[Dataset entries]
+===+

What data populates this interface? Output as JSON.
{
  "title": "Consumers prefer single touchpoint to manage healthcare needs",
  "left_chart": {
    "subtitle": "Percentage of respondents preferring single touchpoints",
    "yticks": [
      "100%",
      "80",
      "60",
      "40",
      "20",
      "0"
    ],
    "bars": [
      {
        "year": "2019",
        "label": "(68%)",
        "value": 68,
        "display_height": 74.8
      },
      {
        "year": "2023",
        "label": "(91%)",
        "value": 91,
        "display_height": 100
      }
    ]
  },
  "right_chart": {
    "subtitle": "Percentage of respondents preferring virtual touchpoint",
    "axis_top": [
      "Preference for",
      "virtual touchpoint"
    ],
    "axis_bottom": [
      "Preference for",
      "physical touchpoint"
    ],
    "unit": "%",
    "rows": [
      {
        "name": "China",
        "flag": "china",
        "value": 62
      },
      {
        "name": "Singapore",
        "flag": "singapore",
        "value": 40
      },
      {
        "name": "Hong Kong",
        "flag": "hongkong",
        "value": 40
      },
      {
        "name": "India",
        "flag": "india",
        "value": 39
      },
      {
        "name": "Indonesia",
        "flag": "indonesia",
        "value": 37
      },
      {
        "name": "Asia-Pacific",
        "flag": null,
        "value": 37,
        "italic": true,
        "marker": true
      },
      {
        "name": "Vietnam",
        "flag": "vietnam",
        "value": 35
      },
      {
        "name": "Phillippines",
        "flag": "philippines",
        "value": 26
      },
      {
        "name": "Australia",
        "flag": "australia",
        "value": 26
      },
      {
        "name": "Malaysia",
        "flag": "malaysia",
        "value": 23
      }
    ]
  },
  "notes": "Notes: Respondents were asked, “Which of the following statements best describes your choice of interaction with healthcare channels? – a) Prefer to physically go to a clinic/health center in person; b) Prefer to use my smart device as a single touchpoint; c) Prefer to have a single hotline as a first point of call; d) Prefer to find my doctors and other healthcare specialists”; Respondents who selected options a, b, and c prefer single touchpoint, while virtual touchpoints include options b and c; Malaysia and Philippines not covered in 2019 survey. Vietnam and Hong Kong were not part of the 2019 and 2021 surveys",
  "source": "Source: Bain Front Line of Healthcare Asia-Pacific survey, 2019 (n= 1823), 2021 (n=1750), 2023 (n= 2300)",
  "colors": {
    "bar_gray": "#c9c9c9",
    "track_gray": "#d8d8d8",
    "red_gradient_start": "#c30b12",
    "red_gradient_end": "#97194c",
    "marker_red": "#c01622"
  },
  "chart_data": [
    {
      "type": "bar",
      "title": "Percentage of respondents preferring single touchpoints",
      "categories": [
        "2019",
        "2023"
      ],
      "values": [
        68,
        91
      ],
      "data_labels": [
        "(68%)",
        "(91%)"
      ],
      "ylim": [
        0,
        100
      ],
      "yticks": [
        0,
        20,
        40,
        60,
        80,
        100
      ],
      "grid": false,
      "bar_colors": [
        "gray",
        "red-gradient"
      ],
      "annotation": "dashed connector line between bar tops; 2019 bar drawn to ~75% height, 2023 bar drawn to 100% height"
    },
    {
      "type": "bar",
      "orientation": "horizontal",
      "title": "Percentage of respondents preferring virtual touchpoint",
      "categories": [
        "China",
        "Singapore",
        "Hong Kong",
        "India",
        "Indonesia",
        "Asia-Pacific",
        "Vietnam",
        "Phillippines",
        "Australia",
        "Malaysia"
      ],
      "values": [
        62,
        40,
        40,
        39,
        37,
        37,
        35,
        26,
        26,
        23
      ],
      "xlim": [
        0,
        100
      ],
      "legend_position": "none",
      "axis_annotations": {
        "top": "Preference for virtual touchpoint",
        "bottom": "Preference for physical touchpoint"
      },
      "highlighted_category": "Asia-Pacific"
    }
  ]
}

+===+

Retype the listing above in full, with no alterations.

Full solution:
What data populates this interface? Output as JSON.
{
  "title": "Consumers prefer single touchpoint to manage healthcare needs",
  "left_chart": {
    "subtitle": "Percentage of respondents preferring single touchpoints",
    "yticks": [
      "100%",
      "80",
      "60",
      "40",
      "20",
      "0"
    ],
    "bars": [
      {
        "year": "2019",
        "label": "(68%)",
        "value": 68,
        "display_height": 74.8
      },
      {
        "year": "2023",
        "label": "(91%)",
        "value": 91,
        "display_height": 100
      }
    ]
  },
  "right_chart": {
    "subtitle": "Percentage of respondents preferring virtual touchpoint",
    "axis_top": [
      "Preference for",
      "virtual touchpoint"
    ],
    "axis_bottom": [
      "Preference for",
      "physical touchpoint"
    ],
    "unit": "%",
    "rows": [
      {
        "name": "China",
        "flag": "china",
        "value": 62
      },
      {
        "name": "Singapore",
        "flag": "singapore",
        "value": 40
      },
      {
        "name": "Hong Kong",
        "flag": "hongkong",
        "value": 40
      },
      {
        "name": "India",
        "flag": "india",
        "value": 39
      },
      {
        "name": "Indonesia",
        "flag": "indonesia",
        "value": 37
      },
      {
        "name": "Asia-Pacific",
        "flag": null,
        "value": 37,
        "italic": true,
        "marker": true
      },
      {
        "name": "Vietnam",
        "flag": "vietnam",
        "value": 35
      },
      {
        "name": "Phillippines",
        "flag": "philippines",
        "value": 26
      },
      {
        "name": "Australia",
        "flag": "australia",
        "value": 26
      },
      {
        "name": "Malaysia",
        "flag": "malaysia",
        "value": 23
      }
    ]
  },
  "notes": "Notes: Respondents were asked, “Which of the following statements best describes your choice of interaction with healthcare channels? – a) Prefer to physically go to a clinic/health center in person; b) Prefer to use my smart device as a single touchpoint; c) Prefer to have a single hotline as a first point of call; d) Prefer to find my doctors and other healthcare specialists”; Respondents who selected options a, b, and c prefer single touchpoint, while virtual touchpoints include options b and c; Malaysia and Philippines not covered in 2019 survey. Vietnam and Hong Kong were not part of the 2019 and 2021 surveys",
  "source": "Source: Bain Front Line of Healthcare Asia-Pacific survey, 2019 (n= 1823), 2021 (n=1750), 2023 (n= 2300)",
  "colors": {
    "bar_gray": "#c9c9c9",
    "track_gray": "#d8d8d8",
    "red_gradient_start": "#c30b12",
    "red_gradient_end": "#97194c",
    "marker_red": "#c01622"
  },
  "chart_data": [
    {
      "type": "bar",
      "title": "Percentage of respondents preferring single touchpoints",
      "categories": [
        "2019",
        "2023"
      ],
      "values": [
        68,
        91
      ],
      "data_labels": [
        "(68%)",
        "(91%)"
      ],
      "ylim": [
        0,
        100
      ],
      "yticks": [
        0,
        20,
        40,
        60,
        80,
        100
      ],
      "grid": false,
      "bar_colors": [
        "gray",
        "red-gradient"
      ],
      "annotation": "dashed connector line between bar tops; 2019 bar drawn to ~75% height, 2023 bar drawn to 100% height"
    },
    {
      "type": "bar",
      "orientation": "horizontal",
      "title": "Percentage of respondents preferring virtual touchpoint",
      "categories": [
        "China",
        "Singapore",
        "Hong Kong",
        "India",
        "Indonesia",
        "Asia-Pacific",
        "Vietnam",
        "Phillippines",
        "Australia",
        "Malaysia"
      ],
      "values": [
        62,
        40,
        40,
        39,
        37,
        37,
        35,
        26,
        26,
        23
      ],
      "xlim": [
        0,
        100
      ],
      "legend_position": "none",
      "axis_annotations": {
        "top": "Preference for virtual touchpoint",
        "bottom": "Preference for physical touchpoint"
      },
      "highlighted_category": "Asia-Pacific"
    }
  ]
}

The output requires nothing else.